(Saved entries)

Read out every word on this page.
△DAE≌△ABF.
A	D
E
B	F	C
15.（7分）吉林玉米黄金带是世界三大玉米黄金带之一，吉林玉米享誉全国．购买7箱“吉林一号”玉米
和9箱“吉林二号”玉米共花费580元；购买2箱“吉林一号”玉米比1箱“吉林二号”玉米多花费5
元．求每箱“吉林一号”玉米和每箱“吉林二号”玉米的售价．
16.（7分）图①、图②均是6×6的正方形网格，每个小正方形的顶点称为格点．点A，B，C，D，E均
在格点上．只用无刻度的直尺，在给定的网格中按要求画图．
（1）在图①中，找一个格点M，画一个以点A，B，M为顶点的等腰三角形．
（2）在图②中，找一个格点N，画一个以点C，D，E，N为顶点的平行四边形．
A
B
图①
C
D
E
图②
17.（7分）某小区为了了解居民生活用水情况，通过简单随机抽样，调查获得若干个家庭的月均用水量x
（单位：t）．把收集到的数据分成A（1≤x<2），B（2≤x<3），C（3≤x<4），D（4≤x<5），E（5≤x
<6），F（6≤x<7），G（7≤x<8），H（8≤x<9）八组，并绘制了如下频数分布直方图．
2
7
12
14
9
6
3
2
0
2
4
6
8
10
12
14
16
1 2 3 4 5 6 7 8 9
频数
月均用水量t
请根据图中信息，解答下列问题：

* * *

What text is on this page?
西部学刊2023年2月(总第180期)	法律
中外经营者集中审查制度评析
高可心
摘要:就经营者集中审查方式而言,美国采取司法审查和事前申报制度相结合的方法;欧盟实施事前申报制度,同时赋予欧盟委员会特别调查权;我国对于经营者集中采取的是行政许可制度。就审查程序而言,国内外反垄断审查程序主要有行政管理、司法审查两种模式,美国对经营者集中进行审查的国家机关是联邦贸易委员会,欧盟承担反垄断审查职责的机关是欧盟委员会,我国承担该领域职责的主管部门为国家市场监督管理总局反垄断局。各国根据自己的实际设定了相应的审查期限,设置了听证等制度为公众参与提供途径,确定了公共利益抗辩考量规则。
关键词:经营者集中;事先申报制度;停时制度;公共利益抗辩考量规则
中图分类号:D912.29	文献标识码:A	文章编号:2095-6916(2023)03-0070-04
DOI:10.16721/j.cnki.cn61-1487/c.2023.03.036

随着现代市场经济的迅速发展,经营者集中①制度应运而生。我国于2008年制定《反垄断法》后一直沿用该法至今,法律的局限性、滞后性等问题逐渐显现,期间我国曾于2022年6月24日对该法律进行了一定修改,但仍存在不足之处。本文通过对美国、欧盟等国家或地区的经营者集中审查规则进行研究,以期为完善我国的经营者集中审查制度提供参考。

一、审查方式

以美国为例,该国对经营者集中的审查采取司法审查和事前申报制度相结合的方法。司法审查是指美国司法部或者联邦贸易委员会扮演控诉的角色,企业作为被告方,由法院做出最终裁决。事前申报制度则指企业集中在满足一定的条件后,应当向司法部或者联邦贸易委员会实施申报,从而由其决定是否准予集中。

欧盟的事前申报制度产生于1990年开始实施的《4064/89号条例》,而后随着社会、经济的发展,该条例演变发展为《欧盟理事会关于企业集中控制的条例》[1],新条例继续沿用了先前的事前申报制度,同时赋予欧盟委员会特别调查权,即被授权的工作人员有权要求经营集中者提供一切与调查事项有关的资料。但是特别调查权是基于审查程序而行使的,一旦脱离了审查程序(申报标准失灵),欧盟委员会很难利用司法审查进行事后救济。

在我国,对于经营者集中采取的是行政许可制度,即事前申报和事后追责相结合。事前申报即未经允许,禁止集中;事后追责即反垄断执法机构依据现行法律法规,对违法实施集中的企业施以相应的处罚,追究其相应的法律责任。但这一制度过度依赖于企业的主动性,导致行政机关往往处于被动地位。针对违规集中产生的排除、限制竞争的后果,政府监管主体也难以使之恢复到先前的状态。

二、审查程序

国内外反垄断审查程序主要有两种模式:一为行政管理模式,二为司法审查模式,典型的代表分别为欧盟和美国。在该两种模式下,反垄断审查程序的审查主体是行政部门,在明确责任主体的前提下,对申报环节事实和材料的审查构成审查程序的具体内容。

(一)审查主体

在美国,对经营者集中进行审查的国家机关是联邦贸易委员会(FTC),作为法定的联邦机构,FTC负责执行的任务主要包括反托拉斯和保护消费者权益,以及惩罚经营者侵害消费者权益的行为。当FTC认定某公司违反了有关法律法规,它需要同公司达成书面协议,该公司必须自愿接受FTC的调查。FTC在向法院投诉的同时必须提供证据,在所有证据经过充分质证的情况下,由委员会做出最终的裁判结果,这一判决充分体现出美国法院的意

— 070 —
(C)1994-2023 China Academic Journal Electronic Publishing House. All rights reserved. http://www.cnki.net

---

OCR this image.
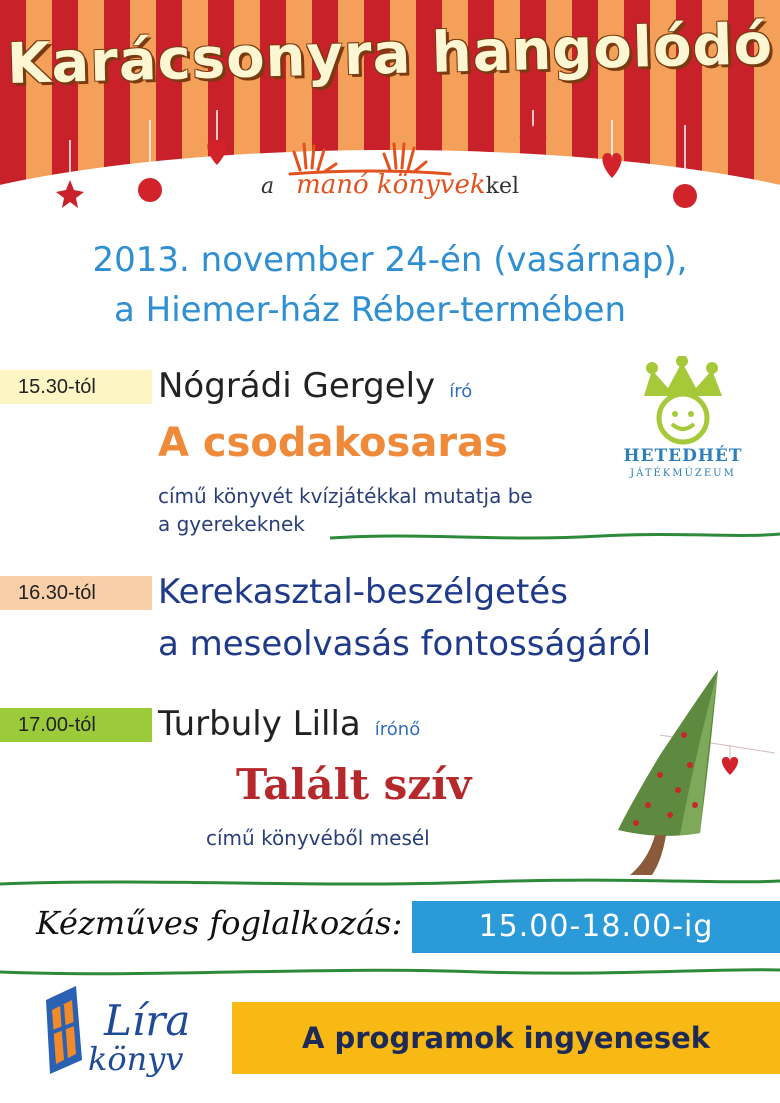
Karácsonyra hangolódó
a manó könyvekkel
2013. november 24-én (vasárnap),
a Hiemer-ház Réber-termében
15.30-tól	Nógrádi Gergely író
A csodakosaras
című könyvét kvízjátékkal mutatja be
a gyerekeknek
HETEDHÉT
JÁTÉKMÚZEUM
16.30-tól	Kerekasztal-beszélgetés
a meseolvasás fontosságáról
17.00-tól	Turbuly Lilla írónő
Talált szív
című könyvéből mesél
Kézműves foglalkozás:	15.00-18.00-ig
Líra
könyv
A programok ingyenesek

### YOUR OBJECTIVE
Write the number of lines containing the word "this" and nothing besides it.

### FINISHED ANSWER
3